Written request:
Replace every "worship-ampm" in the listing below with "worship-period" and reproduce the listing otherwise unchanged, omitting the pictures.

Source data
================================
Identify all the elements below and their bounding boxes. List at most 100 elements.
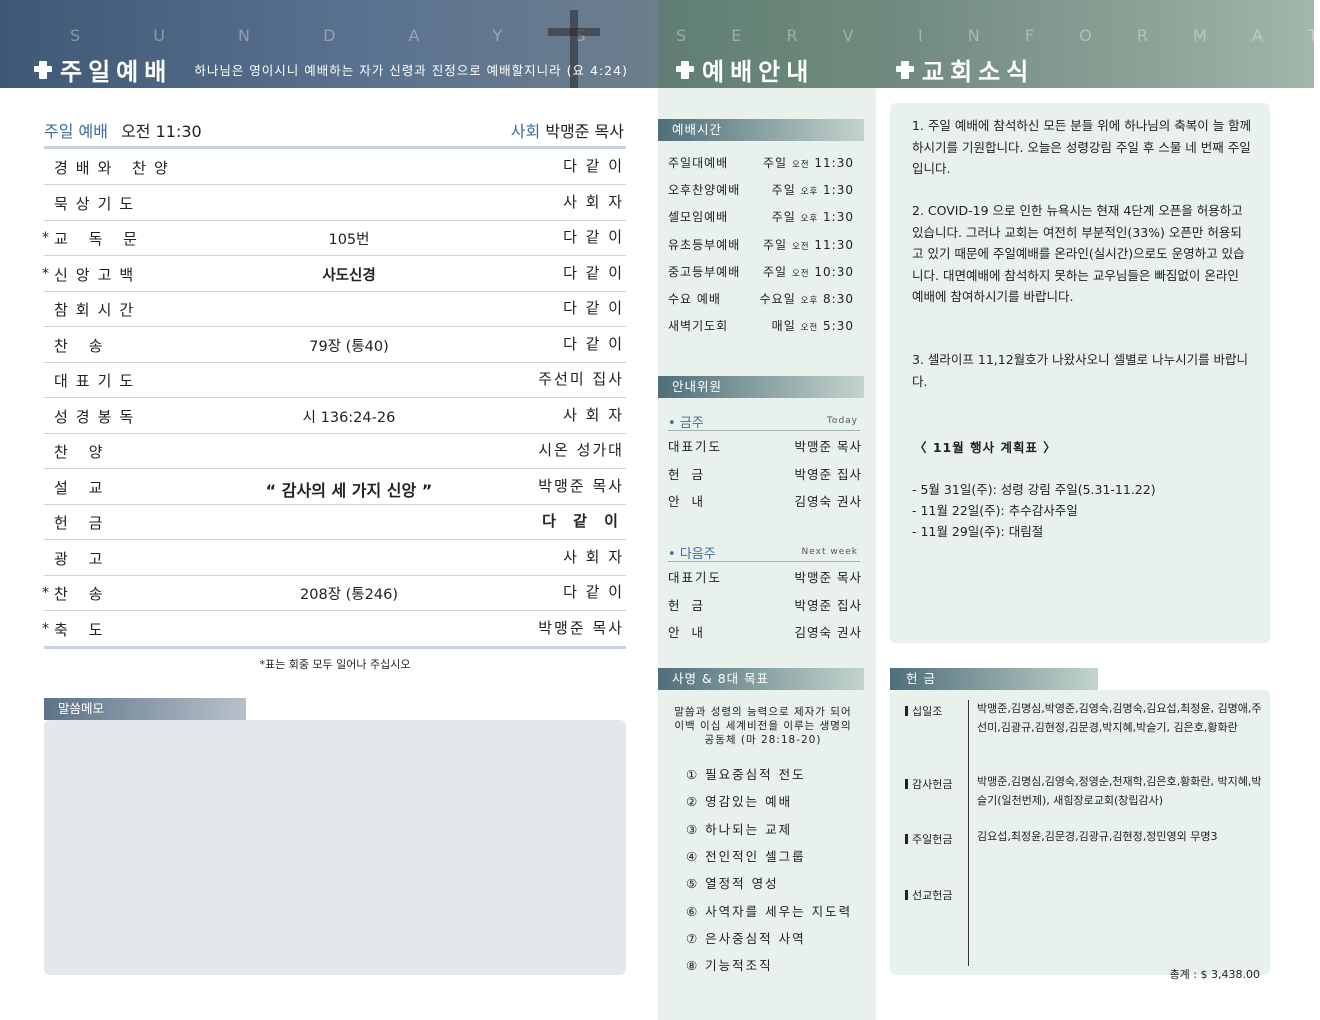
order-row: 찬 양 시온 성가대 [44, 433, 626, 469]
service-time: 오전 11:30 [121, 122, 202, 141]
service-label: 주일 예배 [44, 122, 108, 141]
memo-title: 말씀메모 [44, 698, 246, 720]
order-row: 대표기도 주선미 집사 [44, 362, 626, 398]
worship-day: 매일 [771, 319, 796, 334]
total-label: 총계 : [1169, 968, 1198, 981]
order-item-leader: 다 같 이 [563, 157, 624, 175]
news-item-1: 1. 주일 예배에 참석하신 모든 분들 위에 하나님의 축복이 늘 함께 하시… [912, 118, 1252, 176]
total-amount: $ 3,438.00 [1200, 968, 1260, 981]
order-item-name: 광 고 [54, 549, 111, 568]
mission-intro: 말씀과 성령의 능력으로 제자가 되어 이백 이십 세계비전을 이루는 생명의 … [674, 706, 852, 746]
worship-ampm: 오후 [800, 296, 819, 306]
worship-schedule: 주일 오후 1:30 [772, 181, 854, 198]
standing-mark: * [42, 265, 49, 282]
order-item-detail: 시 136:24-26 [302, 409, 396, 426]
header-verse: 하나님은 영이시니 예배하는 자가 신령과 진정으로 예배할지니라 (요 4:2… [194, 63, 628, 78]
worship-ampm: 오후 [800, 214, 819, 225]
header-title-right: 교회소식 [896, 52, 1034, 87]
worship-day: 주일 [763, 264, 788, 279]
offering-names: 박맹준,김명심,박영준,김영숙,김명숙,김요섭,최정윤, 김명애,주선미,김광규… [977, 702, 1262, 734]
church-cross-icon [896, 60, 914, 79]
order-item-name: 참회시간 [54, 301, 142, 319]
mission-goal: ① 필요중심적 전도 [686, 767, 806, 782]
order-item-leader: 사 회 자 [563, 405, 624, 424]
order-item-name: 묵상기도 [54, 194, 142, 213]
order-item-name: 성경봉독 [54, 407, 142, 426]
header-letters-mid: S E R V I C E [676, 26, 878, 45]
worship-name: 오후찬양예배 [668, 183, 741, 198]
offering-category: 십일조 [905, 703, 942, 719]
worship-schedule: 주일 오전 11:30 [763, 236, 854, 253]
mission-goal: ⑥ 사역자를 세우는 지도력 [686, 903, 853, 919]
greeter-name: 박영준 집사 [794, 466, 862, 482]
worship-times-title: 예배시간 [658, 119, 864, 141]
order-item-name: 찬 송 [54, 336, 111, 355]
worship-time: 11:30 [814, 237, 854, 252]
order-item-leader: 박맹준 목사 [538, 618, 624, 637]
mission-goal: ③ 하나되는 교제 [686, 821, 793, 837]
host-name: 박맹준 목사 [545, 122, 624, 141]
order-row: * 찬 송 208장 (통246) 다 같 이 [42, 575, 626, 611]
worship-time: 1:30 [823, 183, 854, 198]
worship-day: 주일 [771, 183, 796, 198]
order-item-leader: 사 회 자 [563, 192, 624, 211]
offering-category: 감사헌금 [905, 776, 952, 792]
worship-ampm: 오전 [800, 323, 819, 334]
worship-ampm: 오전 [791, 241, 810, 252]
order-row: 설 교 “ 감사의 세 가지 신앙 ” 박맹준 목사 [44, 469, 626, 505]
order-row: 참회시간 다 같 이 [44, 291, 626, 327]
greeter-role: 대표기도 [668, 570, 723, 585]
order-item-leader: 시온 성가대 [538, 441, 624, 459]
this-week-header: 금주 Today [668, 412, 860, 431]
order-item-name: 신앙고백 [54, 265, 142, 284]
header-mid: S E R V I C E 예배안내 [658, 0, 878, 88]
order-item-detail: 79장 (통40) [309, 338, 389, 355]
order-item-leader: 박맹준 목사 [538, 476, 624, 495]
order-item-name: 교 독 문 [54, 230, 145, 248]
greeter-name: 김영숙 권사 [794, 494, 862, 509]
order-row: 광 고사 회 자 [44, 540, 626, 576]
standing-mark: * [42, 620, 49, 637]
worship-day: 주일 [771, 210, 796, 225]
worship-name: 셀모임예배 [668, 210, 729, 225]
standing-note: *표는 회중 모두 일어나 주십시오 [259, 658, 411, 671]
worship-schedule: 수요일 오후 8:30 [760, 290, 854, 307]
greeter-name: 박맹준 목사 [794, 570, 862, 585]
header-letters-right: I N F O R M A T I O N [918, 26, 1314, 45]
order-item-leader: 다 같 이 [563, 228, 624, 246]
mission-goal: ⑤ 열정적 영성 [686, 876, 779, 892]
greeter-role: 헌금 [668, 597, 716, 613]
event-item: - 5월 31일(주): 성령 강림 주일(5.31-11.22) [912, 482, 1156, 497]
order-row: 찬 송 79장 (통40) 다 같 이 [44, 327, 626, 363]
worship-name: 새벽기도회 [668, 319, 729, 334]
greeter-name: 김영숙 권사 [794, 625, 862, 640]
order-item-name: 찬 양 [54, 443, 111, 461]
order-row: * 신앙고백 사도신경 다 같 이 [42, 256, 626, 292]
worship-schedule: 주일 오후 1:30 [772, 208, 854, 225]
next-week-label: 다음주 [668, 543, 716, 562]
offering-total: 총계 : $ 3,438.00 [1170, 966, 1260, 982]
events-title: 〈 11월 행사 계획표 〉 [914, 440, 1057, 455]
header-left: S U N D A Y S E R V I C E 주일예배 하나님은 영이시니… [0, 0, 658, 88]
greeter-role: 안내 [668, 625, 716, 640]
order-item-name: 헌 금 [54, 514, 111, 532]
order-item-name: 설 교 [54, 478, 111, 497]
order-item-leader: 다 같 이 [563, 583, 624, 601]
order-row: 헌 금다 같 이 [44, 504, 626, 540]
worship-time: 1:30 [823, 210, 854, 225]
worship-name: 중고등부예배 [668, 264, 741, 279]
worship-ampm: 오전 [791, 160, 810, 170]
worship-name: 유초등부예배 [668, 237, 741, 252]
offering-category: 주일헌금 [905, 831, 952, 847]
worship-time: 8:30 [823, 292, 854, 306]
order-row: 성경봉독 시 136:24-26 사 회 자 [44, 398, 626, 434]
greeter-role: 안내 [668, 494, 716, 509]
church-cross-icon [676, 60, 694, 79]
order-item-leader: 주선미 집사 [538, 370, 624, 388]
order-item-detail: “ 감사의 세 가지 신앙 ” [265, 480, 433, 500]
worship-time: 5:30 [823, 319, 854, 334]
order-row: 경배와 찬양 다 같 이 [44, 149, 626, 185]
worship-name: 주일대예배 [668, 156, 729, 170]
worship-schedule: 매일 오전 5:30 [772, 317, 854, 334]
worship-schedule: 주일 오전 11:30 [763, 154, 854, 171]
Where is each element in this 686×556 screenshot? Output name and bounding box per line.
================================
Response for this exercise:
Identify all the elements below and their bounding boxes. List at most 100 elements.
order-row: 찬 양 시온 성가대 [44, 433, 626, 469]
service-time: 오전 11:30 [121, 122, 202, 141]
service-label: 주일 예배 [44, 122, 108, 141]
memo-title: 말씀메모 [44, 698, 246, 720]
order-row: 대표기도 주선미 집사 [44, 362, 626, 398]
worship-day: 매일 [771, 319, 796, 334]
total-label: 총계 : [1169, 968, 1198, 981]
order-item-leader: 다 같 이 [563, 157, 624, 175]
news-item-1: 1. 주일 예배에 참석하신 모든 분들 위에 하나님의 축복이 늘 함께 하시… [912, 118, 1252, 176]
total-amount: $ 3,438.00 [1200, 968, 1260, 981]
order-item-name: 광 고 [54, 549, 111, 568]
mission-intro: 말씀과 성령의 능력으로 제자가 되어 이백 이십 세계비전을 이루는 생명의 … [674, 706, 852, 746]
worship-period: 오후 [800, 296, 819, 306]
worship-schedule: 주일 오후 1:30 [772, 181, 854, 198]
standing-mark: * [42, 265, 49, 282]
order-item-detail: 시 136:24-26 [302, 409, 396, 426]
header-verse: 하나님은 영이시니 예배하는 자가 신령과 진정으로 예배할지니라 (요 4:2… [194, 63, 628, 78]
worship-period: 오후 [800, 214, 819, 225]
header-title-right: 교회소식 [896, 52, 1034, 87]
worship-day: 주일 [763, 264, 788, 279]
offering-names: 박맹준,김명심,박영준,김영숙,김명숙,김요섭,최정윤, 김명애,주선미,김광규… [977, 702, 1262, 734]
church-cross-icon [896, 60, 914, 79]
order-item-name: 참회시간 [54, 301, 142, 319]
mission-goal: ① 필요중심적 전도 [686, 767, 806, 782]
order-item-leader: 사 회 자 [563, 405, 624, 424]
order-item-name: 묵상기도 [54, 194, 142, 213]
order-item-name: 성경봉독 [54, 407, 142, 426]
header-letters-mid: S E R V I C E [676, 26, 878, 45]
worship-name: 오후찬양예배 [668, 183, 741, 198]
offering-category: 십일조 [905, 703, 942, 719]
worship-schedule: 주일 오전 11:30 [763, 236, 854, 253]
mission-goal: ⑥ 사역자를 세우는 지도력 [686, 903, 853, 919]
greeter-name: 박영준 집사 [794, 466, 862, 482]
worship-times-title: 예배시간 [658, 119, 864, 141]
order-item-name: 찬 송 [54, 336, 111, 355]
worship-time: 11:30 [814, 237, 854, 252]
order-item-leader: 박맹준 목사 [538, 618, 624, 637]
mission-goal: ③ 하나되는 교제 [686, 821, 793, 837]
host-name: 박맹준 목사 [545, 122, 624, 141]
order-row: * 찬 송 208장 (통246) 다 같 이 [42, 575, 626, 611]
worship-time: 1:30 [823, 183, 854, 198]
worship-day: 주일 [771, 183, 796, 198]
order-item-leader: 사 회 자 [563, 192, 624, 211]
offering-category: 감사헌금 [905, 776, 952, 792]
worship-period: 오전 [800, 323, 819, 334]
worship-period: 오전 [791, 241, 810, 252]
order-row: 설 교 “ 감사의 세 가지 신앙 ” 박맹준 목사 [44, 469, 626, 505]
order-row: 참회시간 다 같 이 [44, 291, 626, 327]
greeter-role: 대표기도 [668, 570, 723, 585]
order-item-leader: 시온 성가대 [538, 441, 624, 459]
this-week-header: 금주 Today [668, 412, 860, 431]
order-item-name: 신앙고백 [54, 265, 142, 284]
header-mid: S E R V I C E 예배안내 [658, 0, 878, 88]
order-item-detail: 79장 (통40) [309, 338, 389, 355]
order-item-leader: 박맹준 목사 [538, 476, 624, 495]
order-item-name: 교 독 문 [54, 230, 145, 248]
greeter-name: 김영숙 권사 [794, 494, 862, 509]
order-row: 광 고사 회 자 [44, 540, 626, 576]
standing-mark: * [42, 620, 49, 637]
worship-day: 주일 [771, 210, 796, 225]
worship-name: 셀모임예배 [668, 210, 729, 225]
standing-note: *표는 회중 모두 일어나 주십시오 [259, 658, 411, 671]
worship-schedule: 수요일 오후 8:30 [760, 290, 854, 307]
greeter-name: 박맹준 목사 [794, 570, 862, 585]
header-letters-right: I N F O R M A T I O N [918, 26, 1314, 45]
order-item-leader: 다 같 이 [563, 228, 624, 246]
mission-goal: ⑤ 열정적 영성 [686, 876, 779, 892]
greeter-role: 헌금 [668, 597, 716, 613]
event-item: - 5월 31일(주): 성령 강림 주일(5.31-11.22) [912, 482, 1156, 497]
order-row: 찬 송 79장 (통40) 다 같 이 [44, 327, 626, 363]
worship-name: 새벽기도회 [668, 319, 729, 334]
greeter-name: 김영숙 권사 [794, 625, 862, 640]
order-item-name: 찬 양 [54, 443, 111, 461]
order-row: * 신앙고백 사도신경 다 같 이 [42, 256, 626, 292]
worship-schedule: 주일 오후 1:30 [772, 208, 854, 225]
next-week-label: 다음주 [668, 543, 716, 562]
offering-total: 총계 : $ 3,438.00 [1170, 966, 1260, 982]
events-title: 〈 11월 행사 계획표 〉 [914, 440, 1057, 455]
header-left: S U N D A Y S E R V I C E 주일예배 하나님은 영이시니… [0, 0, 658, 88]
greeter-role: 안내 [668, 625, 716, 640]
order-item-name: 헌 금 [54, 514, 111, 532]
order-item-name: 설 교 [54, 478, 111, 497]
order-item-leader: 다 같 이 [563, 583, 624, 601]
order-row: 헌 금다 같 이 [44, 504, 626, 540]
worship-time: 1:30 [823, 210, 854, 225]
worship-name: 중고등부예배 [668, 264, 741, 279]
worship-period: 오전 [791, 160, 810, 170]
worship-name: 유초등부예배 [668, 237, 741, 252]
offering-category: 주일헌금 [905, 831, 952, 847]
worship-time: 8:30 [823, 292, 854, 306]
order-row: 성경봉독 시 136:24-26 사 회 자 [44, 398, 626, 434]
greeter-role: 안내 [668, 494, 716, 509]
church-cross-icon [676, 60, 694, 79]
order-item-leader: 주선미 집사 [538, 370, 624, 388]
order-item-detail: “ 감사의 세 가지 신앙 ” [265, 480, 433, 500]
worship-time: 5:30 [823, 319, 854, 334]
order-row: 경배와 찬양 다 같 이 [44, 149, 626, 185]
worship-name: 주일대예배 [668, 156, 729, 170]
worship-schedule: 매일 오전 5:30 [772, 317, 854, 334]
worship-schedule: 주일 오전 11:30 [763, 154, 854, 171]
Where is each element in this 686×556 screenshot? Output name and bounding box per line.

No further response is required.